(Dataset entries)
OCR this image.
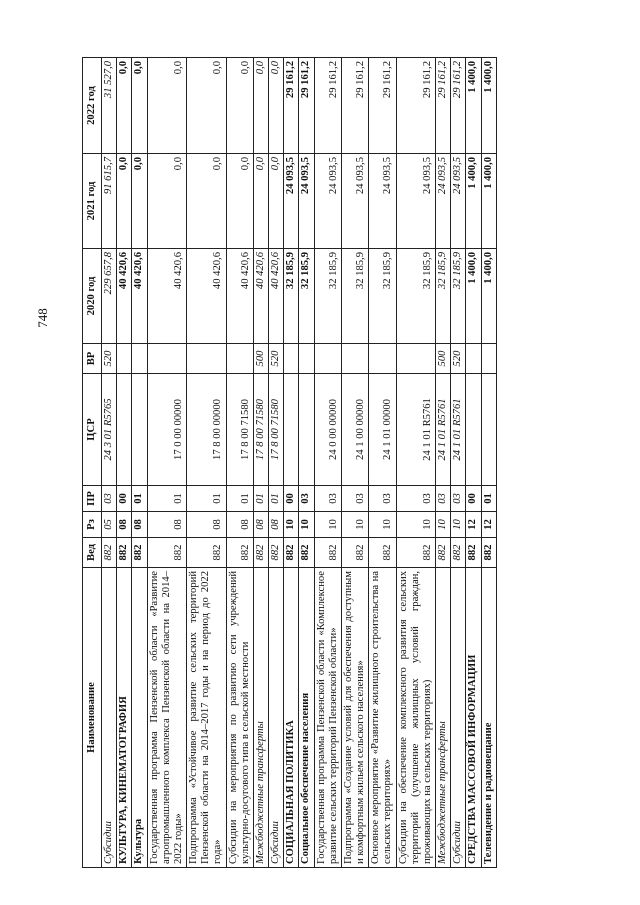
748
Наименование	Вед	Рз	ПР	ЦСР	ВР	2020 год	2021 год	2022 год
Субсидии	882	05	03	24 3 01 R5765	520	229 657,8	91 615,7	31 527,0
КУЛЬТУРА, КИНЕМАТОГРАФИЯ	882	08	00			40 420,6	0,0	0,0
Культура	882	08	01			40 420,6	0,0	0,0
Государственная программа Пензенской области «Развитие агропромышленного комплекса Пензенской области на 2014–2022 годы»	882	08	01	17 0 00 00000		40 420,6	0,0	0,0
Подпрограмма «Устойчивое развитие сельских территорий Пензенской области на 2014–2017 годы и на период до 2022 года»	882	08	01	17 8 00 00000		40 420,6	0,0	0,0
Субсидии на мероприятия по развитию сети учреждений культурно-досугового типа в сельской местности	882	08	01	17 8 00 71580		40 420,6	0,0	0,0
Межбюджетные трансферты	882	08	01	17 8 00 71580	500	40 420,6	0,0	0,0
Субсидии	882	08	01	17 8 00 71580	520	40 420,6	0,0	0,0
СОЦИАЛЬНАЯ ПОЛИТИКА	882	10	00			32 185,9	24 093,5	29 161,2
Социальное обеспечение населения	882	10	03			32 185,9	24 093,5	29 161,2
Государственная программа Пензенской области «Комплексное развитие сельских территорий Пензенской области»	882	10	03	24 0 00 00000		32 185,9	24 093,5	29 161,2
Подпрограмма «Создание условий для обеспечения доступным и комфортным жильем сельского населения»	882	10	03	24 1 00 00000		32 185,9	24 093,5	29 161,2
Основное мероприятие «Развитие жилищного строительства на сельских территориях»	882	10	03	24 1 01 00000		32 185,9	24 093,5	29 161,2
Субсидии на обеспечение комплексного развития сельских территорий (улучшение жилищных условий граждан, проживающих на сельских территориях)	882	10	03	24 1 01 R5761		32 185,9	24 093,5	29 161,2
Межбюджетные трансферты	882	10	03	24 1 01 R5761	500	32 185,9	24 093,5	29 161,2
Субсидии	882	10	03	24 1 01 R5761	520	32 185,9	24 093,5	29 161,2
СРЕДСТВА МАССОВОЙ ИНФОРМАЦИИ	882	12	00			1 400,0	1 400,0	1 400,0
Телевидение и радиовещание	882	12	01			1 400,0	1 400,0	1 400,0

**WRITTEN PROBLEM:** The material above holds pictures; copy everything else in it exactly.

**EXERCISE ANSWER:**
OCR this image.
748
Наименование	Вед	Рз	ПР	ЦСР	ВР	2020 год	2021 год	2022 год
Субсидии	882	05	03	24 3 01 R5765	520	229 657,8	91 615,7	31 527,0
КУЛЬТУРА, КИНЕМАТОГРАФИЯ	882	08	00			40 420,6	0,0	0,0
Культура	882	08	01			40 420,6	0,0	0,0
Государственная программа Пензенской области «Развитие агропромышленного комплекса Пензенской области на 2014–2022 годы»	882	08	01	17 0 00 00000		40 420,6	0,0	0,0
Подпрограмма «Устойчивое развитие сельских территорий Пензенской области на 2014–2017 годы и на период до 2022 года»	882	08	01	17 8 00 00000		40 420,6	0,0	0,0
Субсидии на мероприятия по развитию сети учреждений культурно-досугового типа в сельской местности	882	08	01	17 8 00 71580		40 420,6	0,0	0,0
Межбюджетные трансферты	882	08	01	17 8 00 71580	500	40 420,6	0,0	0,0
Субсидии	882	08	01	17 8 00 71580	520	40 420,6	0,0	0,0
СОЦИАЛЬНАЯ ПОЛИТИКА	882	10	00			32 185,9	24 093,5	29 161,2
Социальное обеспечение населения	882	10	03			32 185,9	24 093,5	29 161,2
Государственная программа Пензенской области «Комплексное развитие сельских территорий Пензенской области»	882	10	03	24 0 00 00000		32 185,9	24 093,5	29 161,2
Подпрограмма «Создание условий для обеспечения доступным и комфортным жильем сельского населения»	882	10	03	24 1 00 00000		32 185,9	24 093,5	29 161,2
Основное мероприятие «Развитие жилищного строительства на сельских территориях»	882	10	03	24 1 01 00000		32 185,9	24 093,5	29 161,2
Субсидии на обеспечение комплексного развития сельских территорий (улучшение жилищных условий граждан, проживающих на сельских территориях)	882	10	03	24 1 01 R5761		32 185,9	24 093,5	29 161,2
Межбюджетные трансферты	882	10	03	24 1 01 R5761	500	32 185,9	24 093,5	29 161,2
Субсидии	882	10	03	24 1 01 R5761	520	32 185,9	24 093,5	29 161,2
СРЕДСТВА МАССОВОЙ ИНФОРМАЦИИ	882	12	00			1 400,0	1 400,0	1 400,0
Телевидение и радиовещание	882	12	01			1 400,0	1 400,0	1 400,0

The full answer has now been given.